Write down every entry below once more, exactly.

%%

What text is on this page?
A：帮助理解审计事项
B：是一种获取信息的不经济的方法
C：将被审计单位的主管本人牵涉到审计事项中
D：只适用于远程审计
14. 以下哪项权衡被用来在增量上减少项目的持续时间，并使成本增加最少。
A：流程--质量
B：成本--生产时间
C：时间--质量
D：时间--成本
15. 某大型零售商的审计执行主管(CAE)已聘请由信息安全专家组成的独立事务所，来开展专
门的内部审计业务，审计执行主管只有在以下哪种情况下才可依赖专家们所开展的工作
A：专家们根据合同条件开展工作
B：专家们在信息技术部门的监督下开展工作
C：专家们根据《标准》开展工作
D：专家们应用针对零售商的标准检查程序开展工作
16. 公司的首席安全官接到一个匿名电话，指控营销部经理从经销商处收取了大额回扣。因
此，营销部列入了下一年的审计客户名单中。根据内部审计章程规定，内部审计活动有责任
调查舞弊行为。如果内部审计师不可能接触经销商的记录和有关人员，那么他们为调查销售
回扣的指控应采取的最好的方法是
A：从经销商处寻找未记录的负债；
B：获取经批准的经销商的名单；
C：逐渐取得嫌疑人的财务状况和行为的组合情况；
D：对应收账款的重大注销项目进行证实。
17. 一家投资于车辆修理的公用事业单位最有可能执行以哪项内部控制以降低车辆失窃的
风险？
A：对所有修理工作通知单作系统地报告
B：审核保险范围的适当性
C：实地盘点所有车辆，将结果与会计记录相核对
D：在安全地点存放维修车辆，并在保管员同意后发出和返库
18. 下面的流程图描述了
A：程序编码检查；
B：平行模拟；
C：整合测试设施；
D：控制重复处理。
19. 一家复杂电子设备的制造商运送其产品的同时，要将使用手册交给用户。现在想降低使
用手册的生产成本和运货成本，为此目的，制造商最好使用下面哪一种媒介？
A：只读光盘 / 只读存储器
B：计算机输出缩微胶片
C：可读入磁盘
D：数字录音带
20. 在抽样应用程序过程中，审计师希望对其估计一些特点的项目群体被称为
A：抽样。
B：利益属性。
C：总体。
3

%%

» Written solution:
What text is on this page?
A：帮助理解审计事项
B：是一种获取信息的不经济的方法
C：将被审计单位的主管本人牵涉到审计事项中
D：只适用于远程审计
14. 以下哪项权衡被用来在增量上减少项目的持续时间，并使成本增加最少。
A：流程--质量
B：成本--生产时间
C：时间--质量
D：时间--成本
15. 某大型零售商的审计执行主管(CAE)已聘请由信息安全专家组成的独立事务所，来开展专
门的内部审计业务，审计执行主管只有在以下哪种情况下才可依赖专家们所开展的工作
A：专家们根据合同条件开展工作
B：专家们在信息技术部门的监督下开展工作
C：专家们根据《标准》开展工作
D：专家们应用针对零售商的标准检查程序开展工作
16. 公司的首席安全官接到一个匿名电话，指控营销部经理从经销商处收取了大额回扣。因
此，营销部列入了下一年的审计客户名单中。根据内部审计章程规定，内部审计活动有责任
调查舞弊行为。如果内部审计师不可能接触经销商的记录和有关人员，那么他们为调查销售
回扣的指控应采取的最好的方法是
A：从经销商处寻找未记录的负债；
B：获取经批准的经销商的名单；
C：逐渐取得嫌疑人的财务状况和行为的组合情况；
D：对应收账款的重大注销项目进行证实。
17. 一家投资于车辆修理的公用事业单位最有可能执行以哪项内部控制以降低车辆失窃的
风险？
A：对所有修理工作通知单作系统地报告
B：审核保险范围的适当性
C：实地盘点所有车辆，将结果与会计记录相核对
D：在安全地点存放维修车辆，并在保管员同意后发出和返库
18. 下面的流程图描述了
A：程序编码检查；
B：平行模拟；
C：整合测试设施；
D：控制重复处理。
19. 一家复杂电子设备的制造商运送其产品的同时，要将使用手册交给用户。现在想降低使
用手册的生产成本和运货成本，为此目的，制造商最好使用下面哪一种媒介？
A：只读光盘 / 只读存储器
B：计算机输出缩微胶片
C：可读入磁盘
D：数字录音带
20. 在抽样应用程序过程中，审计师希望对其估计一些特点的项目群体被称为
A：抽样。
B：利益属性。
C：总体。
3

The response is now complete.